◆ **Task brief**
All entries below need to be written out exactly, but without their pictures.

◆ **Dataset extract**
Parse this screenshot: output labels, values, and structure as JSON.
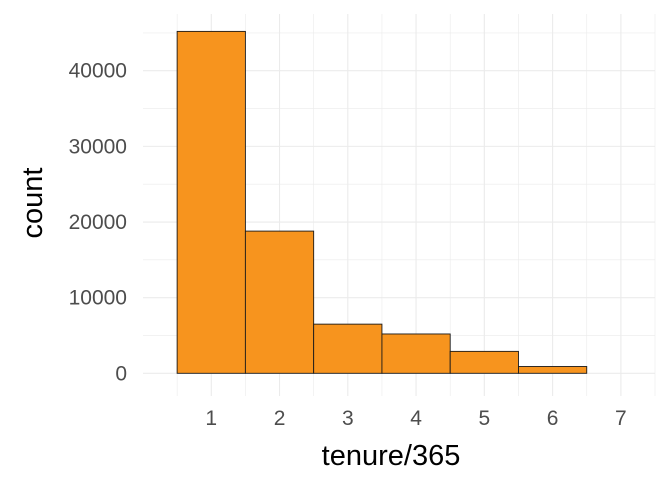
{
  "chart_data": {
    "type": "bar",
    "title": "",
    "xlabel": "tenure/365",
    "ylabel": "count",
    "categories": [
      "1",
      "2",
      "3",
      "4",
      "5",
      "6"
    ],
    "x": [
      1,
      2,
      3,
      4,
      5,
      6
    ],
    "values": [
      45200,
      18800,
      6500,
      5200,
      2900,
      900
    ],
    "bin_width": 1,
    "xlim": [
      0,
      7.5
    ],
    "ylim": [
      -3000,
      47500
    ],
    "x_ticks": [
      1,
      2,
      3,
      4,
      5,
      6,
      7
    ],
    "y_ticks": [
      0,
      10000,
      20000,
      30000,
      40000
    ],
    "grid": true,
    "legend": "none",
    "colors": {
      "fill": "#F7941E",
      "outline": "#1a1a1a",
      "grid": "#ebebeb",
      "tick_text": "#4d4d4d"
    }
  }
}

◆ **Finished answer**
Parse this screenshot: output labels, values, and structure as JSON.
{
  "chart_data": {
    "type": "bar",
    "title": "",
    "xlabel": "tenure/365",
    "ylabel": "count",
    "categories": [
      "1",
      "2",
      "3",
      "4",
      "5",
      "6"
    ],
    "x": [
      1,
      2,
      3,
      4,
      5,
      6
    ],
    "values": [
      45200,
      18800,
      6500,
      5200,
      2900,
      900
    ],
    "bin_width": 1,
    "xlim": [
      0,
      7.5
    ],
    "ylim": [
      -3000,
      47500
    ],
    "x_ticks": [
      1,
      2,
      3,
      4,
      5,
      6,
      7
    ],
    "y_ticks": [
      0,
      10000,
      20000,
      30000,
      40000
    ],
    "grid": true,
    "legend": "none",
    "colors": {
      "fill": "#F7941E",
      "outline": "#1a1a1a",
      "grid": "#ebebeb",
      "tick_text": "#4d4d4d"
    }
  }
}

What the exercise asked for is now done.